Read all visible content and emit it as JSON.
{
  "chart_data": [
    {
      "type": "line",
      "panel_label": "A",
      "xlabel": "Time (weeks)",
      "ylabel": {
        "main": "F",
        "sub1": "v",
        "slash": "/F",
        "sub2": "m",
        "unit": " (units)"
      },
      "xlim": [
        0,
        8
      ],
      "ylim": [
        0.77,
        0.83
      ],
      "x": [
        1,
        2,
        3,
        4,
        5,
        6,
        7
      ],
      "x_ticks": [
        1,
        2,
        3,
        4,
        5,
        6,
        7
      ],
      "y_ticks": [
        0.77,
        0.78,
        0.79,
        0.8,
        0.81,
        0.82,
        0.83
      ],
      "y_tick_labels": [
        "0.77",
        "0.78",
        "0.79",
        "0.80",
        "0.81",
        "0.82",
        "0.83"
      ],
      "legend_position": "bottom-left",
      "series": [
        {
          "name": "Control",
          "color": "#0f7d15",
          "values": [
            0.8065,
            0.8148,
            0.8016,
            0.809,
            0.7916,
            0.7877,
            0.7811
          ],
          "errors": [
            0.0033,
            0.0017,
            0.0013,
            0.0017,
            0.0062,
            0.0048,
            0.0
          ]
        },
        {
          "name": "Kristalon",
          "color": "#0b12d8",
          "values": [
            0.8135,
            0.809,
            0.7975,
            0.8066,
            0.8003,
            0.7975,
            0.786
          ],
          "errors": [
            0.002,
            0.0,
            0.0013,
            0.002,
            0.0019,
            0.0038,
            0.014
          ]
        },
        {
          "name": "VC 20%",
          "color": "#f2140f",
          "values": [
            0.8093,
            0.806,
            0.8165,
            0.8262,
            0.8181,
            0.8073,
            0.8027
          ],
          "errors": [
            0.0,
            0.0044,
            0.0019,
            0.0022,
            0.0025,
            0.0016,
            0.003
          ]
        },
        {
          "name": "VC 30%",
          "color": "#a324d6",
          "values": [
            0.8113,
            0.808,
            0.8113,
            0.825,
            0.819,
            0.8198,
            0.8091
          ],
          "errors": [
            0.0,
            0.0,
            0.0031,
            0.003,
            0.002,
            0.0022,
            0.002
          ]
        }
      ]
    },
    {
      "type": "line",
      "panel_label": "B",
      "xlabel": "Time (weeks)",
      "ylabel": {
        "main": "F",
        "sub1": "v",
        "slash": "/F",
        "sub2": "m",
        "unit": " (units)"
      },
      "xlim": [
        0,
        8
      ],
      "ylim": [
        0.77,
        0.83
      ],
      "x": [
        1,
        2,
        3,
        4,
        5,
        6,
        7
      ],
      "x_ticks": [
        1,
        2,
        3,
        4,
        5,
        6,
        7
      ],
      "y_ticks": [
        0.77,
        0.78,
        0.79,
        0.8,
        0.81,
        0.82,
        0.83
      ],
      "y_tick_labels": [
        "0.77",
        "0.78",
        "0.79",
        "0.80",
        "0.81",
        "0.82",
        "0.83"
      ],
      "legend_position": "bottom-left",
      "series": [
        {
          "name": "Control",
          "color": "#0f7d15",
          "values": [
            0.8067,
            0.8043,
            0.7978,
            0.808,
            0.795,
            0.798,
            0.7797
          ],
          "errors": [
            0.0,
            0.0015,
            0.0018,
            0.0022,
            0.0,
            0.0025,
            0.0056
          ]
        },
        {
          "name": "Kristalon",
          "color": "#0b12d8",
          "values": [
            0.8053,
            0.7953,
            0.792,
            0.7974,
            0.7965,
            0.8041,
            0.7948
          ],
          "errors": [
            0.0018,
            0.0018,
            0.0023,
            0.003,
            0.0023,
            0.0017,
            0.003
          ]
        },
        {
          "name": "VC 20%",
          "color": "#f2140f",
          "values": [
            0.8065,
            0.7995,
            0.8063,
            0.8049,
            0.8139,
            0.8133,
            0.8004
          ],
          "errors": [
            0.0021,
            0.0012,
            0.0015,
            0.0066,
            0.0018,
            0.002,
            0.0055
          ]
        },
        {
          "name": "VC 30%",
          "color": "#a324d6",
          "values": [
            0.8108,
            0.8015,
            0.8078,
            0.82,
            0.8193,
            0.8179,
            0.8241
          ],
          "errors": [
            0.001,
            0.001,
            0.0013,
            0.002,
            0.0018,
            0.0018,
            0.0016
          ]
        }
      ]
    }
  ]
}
○ ○ ○ ○ ○
Every line of the records above needs to be given again exactly.

Read all visible content and emit it as JSON.
{
  "chart_data": [
    {
      "type": "line",
      "panel_label": "A",
      "xlabel": "Time (weeks)",
      "ylabel": {
        "main": "F",
        "sub1": "v",
        "slash": "/F",
        "sub2": "m",
        "unit": " (units)"
      },
      "xlim": [
        0,
        8
      ],
      "ylim": [
        0.77,
        0.83
      ],
      "x": [
        1,
        2,
        3,
        4,
        5,
        6,
        7
      ],
      "x_ticks": [
        1,
        2,
        3,
        4,
        5,
        6,
        7
      ],
      "y_ticks": [
        0.77,
        0.78,
        0.79,
        0.8,
        0.81,
        0.82,
        0.83
      ],
      "y_tick_labels": [
        "0.77",
        "0.78",
        "0.79",
        "0.80",
        "0.81",
        "0.82",
        "0.83"
      ],
      "legend_position": "bottom-left",
      "series": [
        {
          "name": "Control",
          "color": "#0f7d15",
          "values": [
            0.8065,
            0.8148,
            0.8016,
            0.809,
            0.7916,
            0.7877,
            0.7811
          ],
          "errors": [
            0.0033,
            0.0017,
            0.0013,
            0.0017,
            0.0062,
            0.0048,
            0.0
          ]
        },
        {
          "name": "Kristalon",
          "color": "#0b12d8",
          "values": [
            0.8135,
            0.809,
            0.7975,
            0.8066,
            0.8003,
            0.7975,
            0.786
          ],
          "errors": [
            0.002,
            0.0,
            0.0013,
            0.002,
            0.0019,
            0.0038,
            0.014
          ]
        },
        {
          "name": "VC 20%",
          "color": "#f2140f",
          "values": [
            0.8093,
            0.806,
            0.8165,
            0.8262,
            0.8181,
            0.8073,
            0.8027
          ],
          "errors": [
            0.0,
            0.0044,
            0.0019,
            0.0022,
            0.0025,
            0.0016,
            0.003
          ]
        },
        {
          "name": "VC 30%",
          "color": "#a324d6",
          "values": [
            0.8113,
            0.808,
            0.8113,
            0.825,
            0.819,
            0.8198,
            0.8091
          ],
          "errors": [
            0.0,
            0.0,
            0.0031,
            0.003,
            0.002,
            0.0022,
            0.002
          ]
        }
      ]
    },
    {
      "type": "line",
      "panel_label": "B",
      "xlabel": "Time (weeks)",
      "ylabel": {
        "main": "F",
        "sub1": "v",
        "slash": "/F",
        "sub2": "m",
        "unit": " (units)"
      },
      "xlim": [
        0,
        8
      ],
      "ylim": [
        0.77,
        0.83
      ],
      "x": [
        1,
        2,
        3,
        4,
        5,
        6,
        7
      ],
      "x_ticks": [
        1,
        2,
        3,
        4,
        5,
        6,
        7
      ],
      "y_ticks": [
        0.77,
        0.78,
        0.79,
        0.8,
        0.81,
        0.82,
        0.83
      ],
      "y_tick_labels": [
        "0.77",
        "0.78",
        "0.79",
        "0.80",
        "0.81",
        "0.82",
        "0.83"
      ],
      "legend_position": "bottom-left",
      "series": [
        {
          "name": "Control",
          "color": "#0f7d15",
          "values": [
            0.8067,
            0.8043,
            0.7978,
            0.808,
            0.795,
            0.798,
            0.7797
          ],
          "errors": [
            0.0,
            0.0015,
            0.0018,
            0.0022,
            0.0,
            0.0025,
            0.0056
          ]
        },
        {
          "name": "Kristalon",
          "color": "#0b12d8",
          "values": [
            0.8053,
            0.7953,
            0.792,
            0.7974,
            0.7965,
            0.8041,
            0.7948
          ],
          "errors": [
            0.0018,
            0.0018,
            0.0023,
            0.003,
            0.0023,
            0.0017,
            0.003
          ]
        },
        {
          "name": "VC 20%",
          "color": "#f2140f",
          "values": [
            0.8065,
            0.7995,
            0.8063,
            0.8049,
            0.8139,
            0.8133,
            0.8004
          ],
          "errors": [
            0.0021,
            0.0012,
            0.0015,
            0.0066,
            0.0018,
            0.002,
            0.0055
          ]
        },
        {
          "name": "VC 30%",
          "color": "#a324d6",
          "values": [
            0.8108,
            0.8015,
            0.8078,
            0.82,
            0.8193,
            0.8179,
            0.8241
          ],
          "errors": [
            0.001,
            0.001,
            0.0013,
            0.002,
            0.0018,
            0.0018,
            0.0016
          ]
        }
      ]
    }
  ]
}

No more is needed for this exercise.